— START —

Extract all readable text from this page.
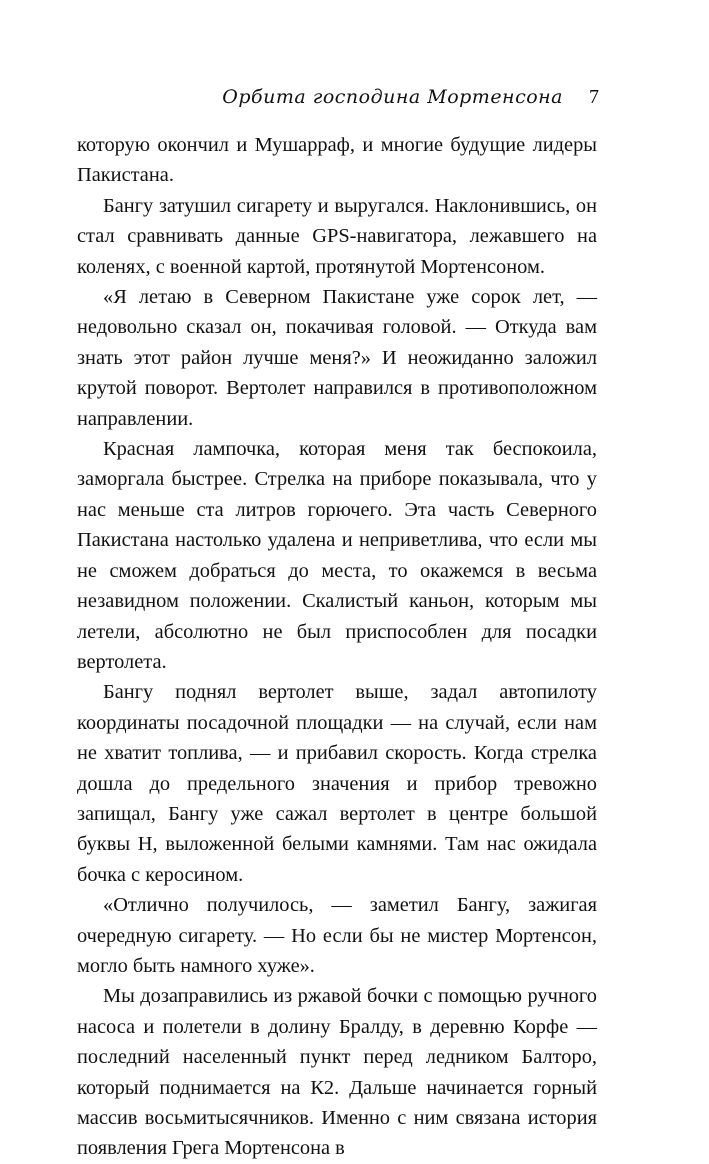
Орбита господина Мортенсона 7

которую окончил и Мушарраф, и многие будущие лидеры Пакистана.

Бангу затушил сигарету и выругался. Наклонившись, он стал сравнивать данные GPS-навигатора, лежавшего на коленях, с военной картой, протянутой Мортенсоном.

«Я летаю в Северном Пакистане уже сорок лет, — недовольно сказал он, покачивая головой. — Откуда вам знать этот район лучше меня?» И неожиданно заложил крутой поворот. Вертолет направился в противоположном направлении.

Красная лампочка, которая меня так беспокоила, заморгала быстрее. Стрелка на приборе показывала, что у нас меньше ста литров горючего. Эта часть Северного Пакистана настолько удалена и неприветлива, что если мы не сможем добраться до места, то окажемся в весьма незавидном положении. Скалистый каньон, которым мы летели, абсолютно не был приспособлен для посадки вертолета.

Бангу поднял вертолет выше, задал автопилоту координаты посадочной площадки — на случай, если нам не хватит топлива, — и прибавил скорость. Когда стрелка дошла до предельного значения и прибор тревожно запищал, Бангу уже сажал вертолет в центре большой буквы Н, выложенной белыми камнями. Там нас ожидала бочка с керосином.

«Отлично получилось, — заметил Бангу, зажигая очередную сигарету. — Но если бы не мистер Мортенсон, могло быть намного хуже».

Мы дозаправились из ржавой бочки с помощью ручного насоса и полетели в долину Бралду, в деревню Корфе — последний населенный пункт перед ледником Балторо, который поднимается на К2. Дальше начинается горный массив восьмитысячников. Именно с ним связана история появления Грега Мортенсона в
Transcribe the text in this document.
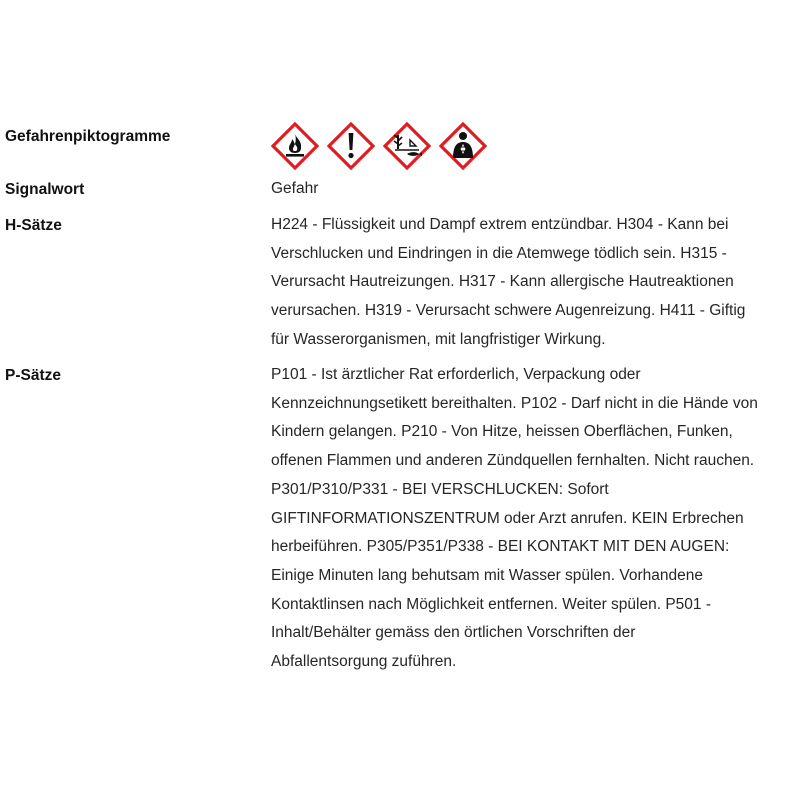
Gefahrenpiktogramme
Signalwort	Gefahr
H-Sätze	H224 - Flüssigkeit und Dampf extrem entzündbar. H304 - Kann bei
Verschlucken und Eindringen in die Atemwege tödlich sein. H315 -
Verursacht Hautreizungen. H317 - Kann allergische Hautreaktionen
verursachen. H319 - Verursacht schwere Augenreizung. H411 - Giftig
für Wasserorganismen, mit langfristiger Wirkung.
P-Sätze	P101 - Ist ärztlicher Rat erforderlich, Verpackung oder
Kennzeichnungsetikett bereithalten. P102 - Darf nicht in die Hände von
Kindern gelangen. P210 - Von Hitze, heissen Oberflächen, Funken,
offenen Flammen und anderen Zündquellen fernhalten. Nicht rauchen.
P301/P310/P331 - BEI VERSCHLUCKEN: Sofort
GIFTINFORMATIONSZENTRUM oder Arzt anrufen. KEIN Erbrechen
herbeiführen. P305/P351/P338 - BEI KONTAKT MIT DEN AUGEN:
Einige Minuten lang behutsam mit Wasser spülen. Vorhandene
Kontaktlinsen nach Möglichkeit entfernen. Weiter spülen. P501 -
Inhalt/Behälter gemäss den örtlichen Vorschriften der
Abfallentsorgung zuführen.
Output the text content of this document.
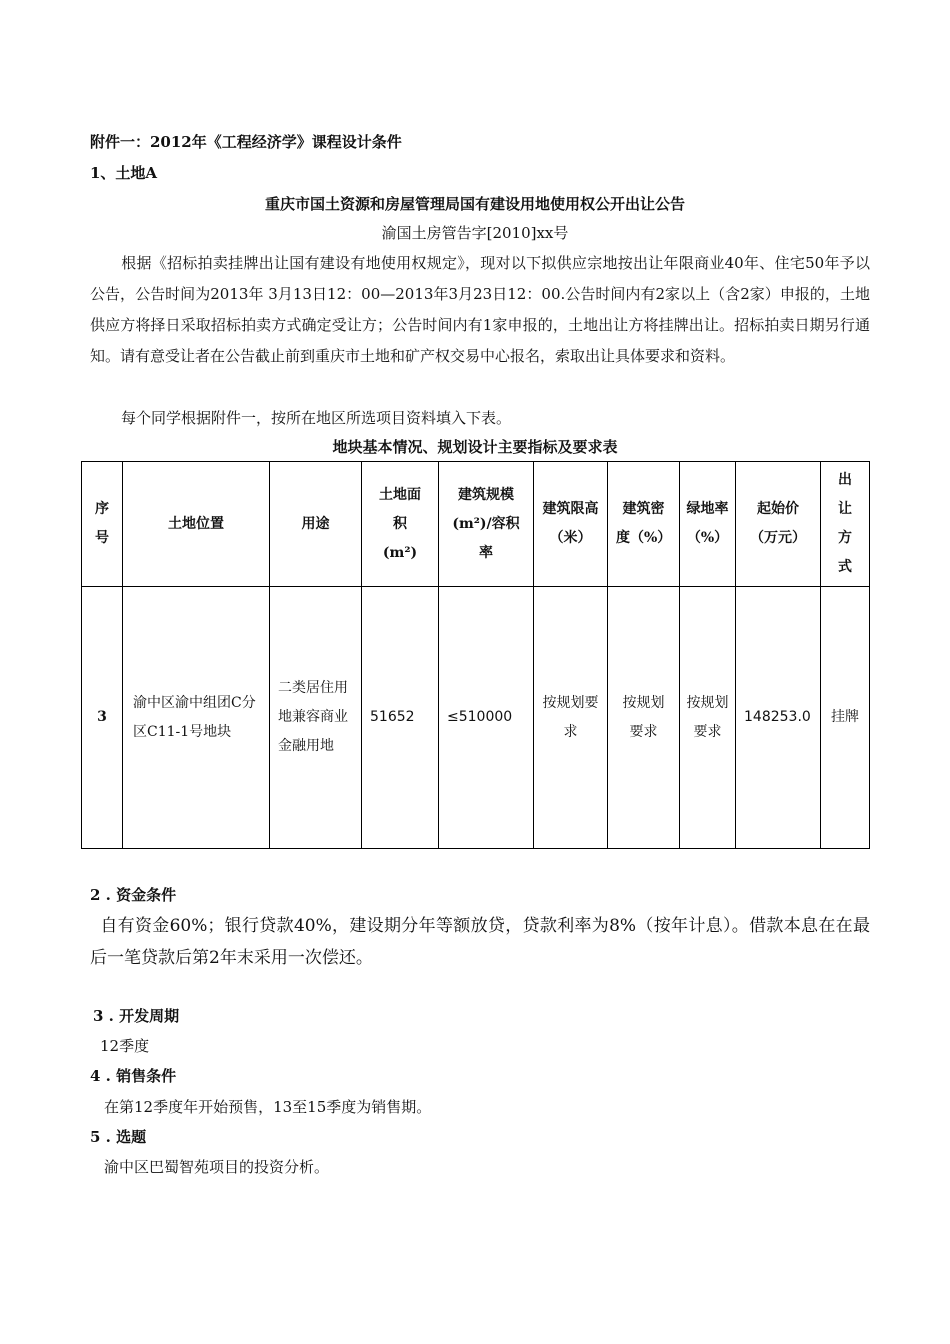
附件一：2012年《工程经济学》课程设计条件
1、土地A
重庆市国土资源和房屋管理局国有建设用地使用权公开出让公告
渝国土房管告字[2010]xx号
根据《招标拍卖挂牌出让国有建设有地使用权规定》，现对以下拟供应宗地按出让年限商业40年、住宅50年予以公告，公告时间为2013年 3月13日12：00—2013年3月23日12：00.公告时间内有2家以上（含2家）申报的，土地供应方将择日采取招标拍卖方式确定受让方；公告时间内有1家申报的，土地出让方将挂牌出让。招标拍卖日期另行通知。请有意受让者在公告截止前到重庆市土地和矿产权交易中心报名，索取出让具体要求和资料。
每个同学根据附件一，按所在地区所选项目资料填入下表。
地块基本情况、规划设计主要指标及要求表
序号	土地位置	用途	土地面积(m²)	建筑规模(m²)/容积率	建筑限高（米）	建筑密度（%）	绿地率（%）	起始价（万元）	出让方式
3	渝中区渝中组团C分区C11-1号地块	二类居住用地兼容商业金融用地	51652	≤510000	按规划要求	按规划要求	按规划要求	148253.0	挂牌
2 . 资金条件
自有资金60%；银行贷款40%，建设期分年等额放贷，贷款利率为8%（按年计息）。借款本息在在最后一笔贷款后第2年末采用一次偿还。
3 . 开发周期
12季度
4 . 销售条件
在第12季度年开始预售，13至15季度为销售期。
5 . 选题
渝中区巴蜀智苑项目的投资分析。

— END —

Each entry above should be reproduced exactly, with the pictures removed.

Extract all readable text from this page.
Орбита господина Мортенсона 7

которую окончил и Мушарраф, и многие будущие лидеры Пакистана.

Бангу затушил сигарету и выругался. Наклонившись, он стал сравнивать данные GPS-навигатора, лежавшего на коленях, с военной картой, протянутой Мортенсоном.

«Я летаю в Северном Пакистане уже сорок лет, — недовольно сказал он, покачивая головой. — Откуда вам знать этот район лучше меня?» И неожиданно заложил крутой поворот. Вертолет направился в противоположном направлении.

Красная лампочка, которая меня так беспокоила, заморгала быстрее. Стрелка на приборе показывала, что у нас меньше ста литров горючего. Эта часть Северного Пакистана настолько удалена и неприветлива, что если мы не сможем добраться до места, то окажемся в весьма незавидном положении. Скалистый каньон, которым мы летели, абсолютно не был приспособлен для посадки вертолета.

Бангу поднял вертолет выше, задал автопилоту координаты посадочной площадки — на случай, если нам не хватит топлива, — и прибавил скорость. Когда стрелка дошла до предельного значения и прибор тревожно запищал, Бангу уже сажал вертолет в центре большой буквы Н, выложенной белыми камнями. Там нас ожидала бочка с керосином.

«Отлично получилось, — заметил Бангу, зажигая очередную сигарету. — Но если бы не мистер Мортенсон, могло быть намного хуже».

Мы дозаправились из ржавой бочки с помощью ручного насоса и полетели в долину Бралду, в деревню Корфе — последний населенный пункт перед ледником Балторо, который поднимается на К2. Дальше начинается горный массив восьмитысячников. Именно с ним связана история появления Грега Мортенсона в
Transcribe the text in this document.
Gefahrenpiktogramme
Signalwort	Gefahr
H-Sätze	H224 - Flüssigkeit und Dampf extrem entzündbar. H304 - Kann bei
Verschlucken und Eindringen in die Atemwege tödlich sein. H315 -
Verursacht Hautreizungen. H317 - Kann allergische Hautreaktionen
verursachen. H319 - Verursacht schwere Augenreizung. H411 - Giftig
für Wasserorganismen, mit langfristiger Wirkung.
P-Sätze	P101 - Ist ärztlicher Rat erforderlich, Verpackung oder
Kennzeichnungsetikett bereithalten. P102 - Darf nicht in die Hände von
Kindern gelangen. P210 - Von Hitze, heissen Oberflächen, Funken,
offenen Flammen und anderen Zündquellen fernhalten. Nicht rauchen.
P301/P310/P331 - BEI VERSCHLUCKEN: Sofort
GIFTINFORMATIONSZENTRUM oder Arzt anrufen. KEIN Erbrechen
herbeiführen. P305/P351/P338 - BEI KONTAKT MIT DEN AUGEN:
Einige Minuten lang behutsam mit Wasser spülen. Vorhandene
Kontaktlinsen nach Möglichkeit entfernen. Weiter spülen. P501 -
Inhalt/Behälter gemäss den örtlichen Vorschriften der
Abfallentsorgung zuführen.
Output the text content of this document.
附件一：2012年《工程经济学》课程设计条件
1、土地A
重庆市国土资源和房屋管理局国有建设用地使用权公开出让公告
渝国土房管告字[2010]xx号
根据《招标拍卖挂牌出让国有建设有地使用权规定》，现对以下拟供应宗地按出让年限商业40年、住宅50年予以公告，公告时间为2013年 3月13日12：00—2013年3月23日12：00.公告时间内有2家以上（含2家）申报的，土地供应方将择日采取招标拍卖方式确定受让方；公告时间内有1家申报的，土地出让方将挂牌出让。招标拍卖日期另行通知。请有意受让者在公告截止前到重庆市土地和矿产权交易中心报名，索取出让具体要求和资料。
每个同学根据附件一，按所在地区所选项目资料填入下表。
地块基本情况、规划设计主要指标及要求表
序号	土地位置	用途	土地面积(m²)	建筑规模(m²)/容积率	建筑限高（米）	建筑密度（%）	绿地率（%）	起始价（万元）	出让方式
3	渝中区渝中组团C分区C11-1号地块	二类居住用地兼容商业金融用地	51652	≤510000	按规划要求	按规划要求	按规划要求	148253.0	挂牌
2 . 资金条件
自有资金60%；银行贷款40%，建设期分年等额放贷，贷款利率为8%（按年计息）。借款本息在在最后一笔贷款后第2年末采用一次偿还。
3 . 开发周期
12季度
4 . 销售条件
在第12季度年开始预售，13至15季度为销售期。
5 . 选题
渝中区巴蜀智苑项目的投资分析。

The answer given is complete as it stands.